§ **Job**:
Find each line containing the string "label". Copy it.

/---

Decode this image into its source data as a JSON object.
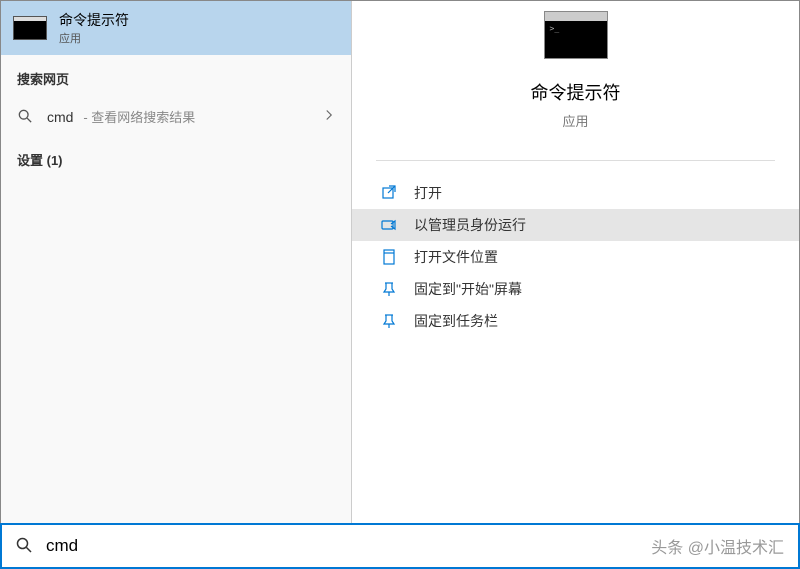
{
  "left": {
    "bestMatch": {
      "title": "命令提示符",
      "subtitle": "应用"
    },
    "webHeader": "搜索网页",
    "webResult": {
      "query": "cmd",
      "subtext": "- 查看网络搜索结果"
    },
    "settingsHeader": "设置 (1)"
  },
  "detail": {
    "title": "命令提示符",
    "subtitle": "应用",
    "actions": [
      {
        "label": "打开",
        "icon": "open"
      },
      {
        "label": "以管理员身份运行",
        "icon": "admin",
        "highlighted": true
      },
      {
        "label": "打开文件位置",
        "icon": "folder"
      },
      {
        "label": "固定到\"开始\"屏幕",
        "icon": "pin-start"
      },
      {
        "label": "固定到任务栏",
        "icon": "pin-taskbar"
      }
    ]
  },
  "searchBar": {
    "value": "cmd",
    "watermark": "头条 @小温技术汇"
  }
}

\---

§ **Output**:
        "label": "打开",
        "label": "以管理员身份运行",
        "label": "打开文件位置",
        "label": "固定到\"开始\"屏幕",
        "label": "固定到任务栏",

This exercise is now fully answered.